• TASK REQUIREMENTS:
Repeat every line of the data exactly, but not the pictures.

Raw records
####
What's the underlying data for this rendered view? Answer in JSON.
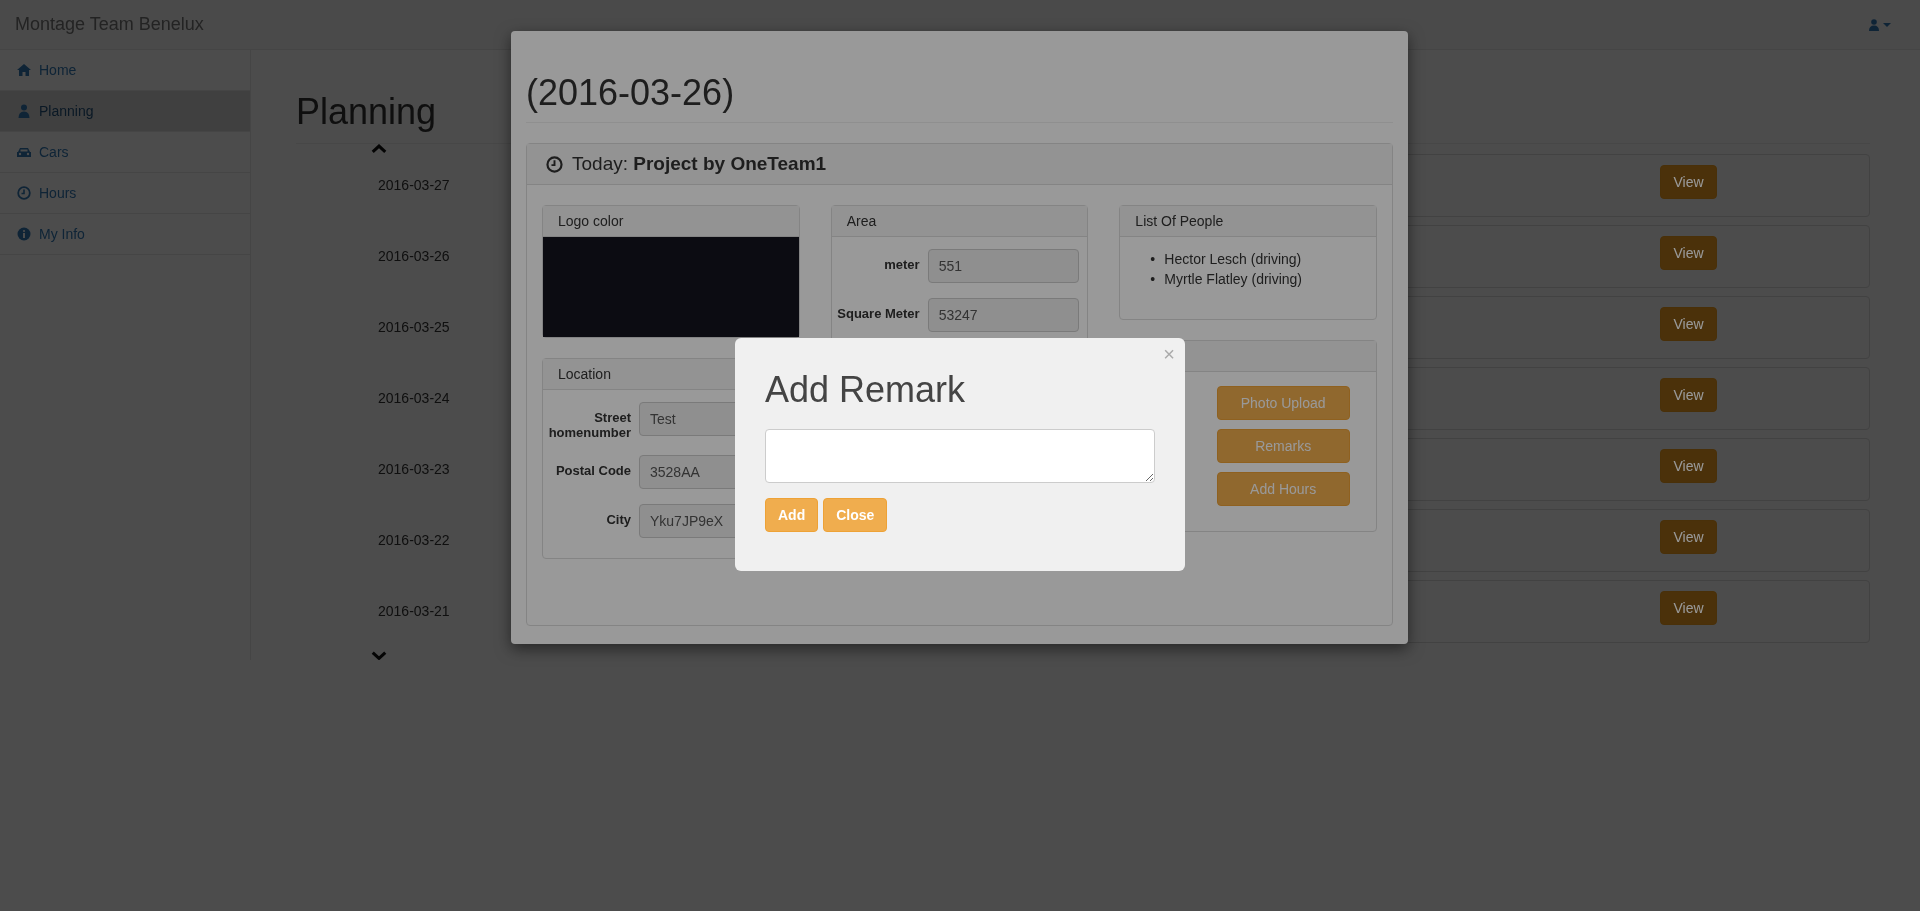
{
  "navbar": {
    "brand": "Montage Team Benelux"
  },
  "sidebar": {
    "items": [
      {
        "label": "Home",
        "kind": "home",
        "selected": false
      },
      {
        "label": "Planning",
        "kind": "user",
        "selected": true
      },
      {
        "label": "Cars",
        "kind": "car",
        "selected": false
      },
      {
        "label": "Hours",
        "kind": "clock",
        "selected": false
      },
      {
        "label": "My Info",
        "kind": "info",
        "selected": false
      }
    ]
  },
  "page": {
    "title": "Planning",
    "days": [
      {
        "date": "2016-03-27",
        "button": "View"
      },
      {
        "date": "2016-03-26",
        "button": "View"
      },
      {
        "date": "2016-03-25",
        "button": "View"
      },
      {
        "date": "2016-03-24",
        "button": "View"
      },
      {
        "date": "2016-03-23",
        "button": "View"
      },
      {
        "date": "2016-03-22",
        "button": "View"
      },
      {
        "date": "2016-03-21",
        "button": "View"
      }
    ]
  },
  "modal": {
    "title": "(2016-03-26)",
    "panel_title": "Today: **Project by OneTeam1**",
    "logo": {
      "title": "Logo color"
    },
    "location": {
      "title": "Location",
      "fields": [
        {
          "label": "Street homenumber",
          "value": "Test"
        },
        {
          "label": "Postal Code",
          "value": "3528AA"
        },
        {
          "label": "City",
          "value": "Yku7JP9eX"
        }
      ]
    },
    "area": {
      "title": "Area",
      "fields": [
        {
          "label": "meter",
          "value": "551"
        },
        {
          "label": "Square Meter",
          "value": "53247"
        }
      ]
    },
    "people": {
      "title": "List Of People",
      "items": [
        {
          "bullet": "•",
          "name": "Hector Lesch (driving)"
        },
        {
          "bullet": "•",
          "name": "Myrtle Flatley (driving)"
        }
      ]
    },
    "actions": {
      "buttons": [
        "Photo Upload",
        "Remarks",
        "Add Hours"
      ]
    }
  },
  "dialog": {
    "title": "Add Remark",
    "close": "×",
    "buttons": [
      "Add",
      "Close"
    ]
  }
}
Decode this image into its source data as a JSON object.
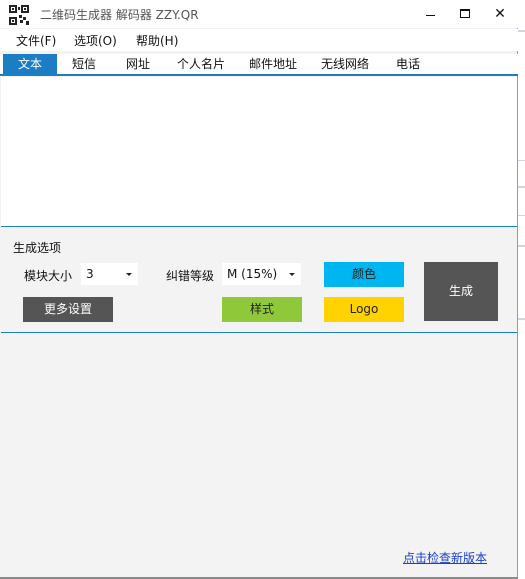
{
  "window": {
    "title": "二维码生成器 解码器 ZZY.QR",
    "minimize": "minimize",
    "maximize": "maximize",
    "close": "✕"
  },
  "menu": [
    {
      "label": "文件(F)"
    },
    {
      "label": "选项(O)"
    },
    {
      "label": "帮助(H)"
    }
  ],
  "tabs": [
    {
      "label": "文本",
      "active": true
    },
    {
      "label": "短信",
      "active": false
    },
    {
      "label": "网址",
      "active": false
    },
    {
      "label": "个人名片",
      "active": false
    },
    {
      "label": "邮件地址",
      "active": false
    },
    {
      "label": "无线网络",
      "active": false
    },
    {
      "label": "电话",
      "active": false
    }
  ],
  "text_input": {
    "value": ""
  },
  "options": {
    "section_title": "生成选项",
    "module_size_label": "模块大小",
    "module_size_value": "3",
    "error_level_label": "纠错等级",
    "error_level_value": "M (15%)",
    "color_button": "颜色",
    "more_settings_button": "更多设置",
    "style_button": "样式",
    "logo_button": "Logo",
    "generate_button": "生成"
  },
  "footer": {
    "update_link": "点击检查新版本"
  },
  "colors": {
    "accent": "#1b7dc3",
    "style_green": "#8fc93a",
    "color_blue": "#00b6f0",
    "logo_yellow": "#ffd200",
    "dark_button": "#555555",
    "link": "#1a3fcf"
  },
  "icons": {
    "app": "qr-code-icon",
    "dropdown": "chevron-down-icon"
  }
}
####
• RIGHT ANSWER:
What's the underlying data for this rendered view? Answer in JSON.
{
  "navbar": {
    "brand": "Montage Team Benelux"
  },
  "sidebar": {
    "items": [
      {
        "label": "Home",
        "kind": "home",
        "selected": false
      },
      {
        "label": "Planning",
        "kind": "user",
        "selected": true
      },
      {
        "label": "Cars",
        "kind": "car",
        "selected": false
      },
      {
        "label": "Hours",
        "kind": "clock",
        "selected": false
      },
      {
        "label": "My Info",
        "kind": "info",
        "selected": false
      }
    ]
  },
  "page": {
    "title": "Planning",
    "days": [
      {
        "date": "2016-03-27",
        "button": "View"
      },
      {
        "date": "2016-03-26",
        "button": "View"
      },
      {
        "date": "2016-03-25",
        "button": "View"
      },
      {
        "date": "2016-03-24",
        "button": "View"
      },
      {
        "date": "2016-03-23",
        "button": "View"
      },
      {
        "date": "2016-03-22",
        "button": "View"
      },
      {
        "date": "2016-03-21",
        "button": "View"
      }
    ]
  },
  "modal": {
    "title": "(2016-03-26)",
    "panel_title": "Today: **Project by OneTeam1**",
    "logo": {
      "title": "Logo color"
    },
    "location": {
      "title": "Location",
      "fields": [
        {
          "label": "Street homenumber",
          "value": "Test"
        },
        {
          "label": "Postal Code",
          "value": "3528AA"
        },
        {
          "label": "City",
          "value": "Yku7JP9eX"
        }
      ]
    },
    "area": {
      "title": "Area",
      "fields": [
        {
          "label": "meter",
          "value": "551"
        },
        {
          "label": "Square Meter",
          "value": "53247"
        }
      ]
    },
    "people": {
      "title": "List Of People",
      "items": [
        {
          "bullet": "•",
          "name": "Hector Lesch (driving)"
        },
        {
          "bullet": "•",
          "name": "Myrtle Flatley (driving)"
        }
      ]
    },
    "actions": {
      "buttons": [
        "Photo Upload",
        "Remarks",
        "Add Hours"
      ]
    }
  },
  "dialog": {
    "title": "Add Remark",
    "close": "×",
    "buttons": [
      "Add",
      "Close"
    ]
  }
}
Decode this image into its source data as a JSON object.
{
  "window": {
    "title": "二维码生成器 解码器 ZZY.QR",
    "minimize": "minimize",
    "maximize": "maximize",
    "close": "✕"
  },
  "menu": [
    {
      "label": "文件(F)"
    },
    {
      "label": "选项(O)"
    },
    {
      "label": "帮助(H)"
    }
  ],
  "tabs": [
    {
      "label": "文本",
      "active": true
    },
    {
      "label": "短信",
      "active": false
    },
    {
      "label": "网址",
      "active": false
    },
    {
      "label": "个人名片",
      "active": false
    },
    {
      "label": "邮件地址",
      "active": false
    },
    {
      "label": "无线网络",
      "active": false
    },
    {
      "label": "电话",
      "active": false
    }
  ],
  "text_input": {
    "value": ""
  },
  "options": {
    "section_title": "生成选项",
    "module_size_label": "模块大小",
    "module_size_value": "3",
    "error_level_label": "纠错等级",
    "error_level_value": "M (15%)",
    "color_button": "颜色",
    "more_settings_button": "更多设置",
    "style_button": "样式",
    "logo_button": "Logo",
    "generate_button": "生成"
  },
  "footer": {
    "update_link": "点击检查新版本"
  },
  "colors": {
    "accent": "#1b7dc3",
    "style_green": "#8fc93a",
    "color_blue": "#00b6f0",
    "logo_yellow": "#ffd200",
    "dark_button": "#555555",
    "link": "#1a3fcf"
  },
  "icons": {
    "app": "qr-code-icon",
    "dropdown": "chevron-down-icon"
  }
}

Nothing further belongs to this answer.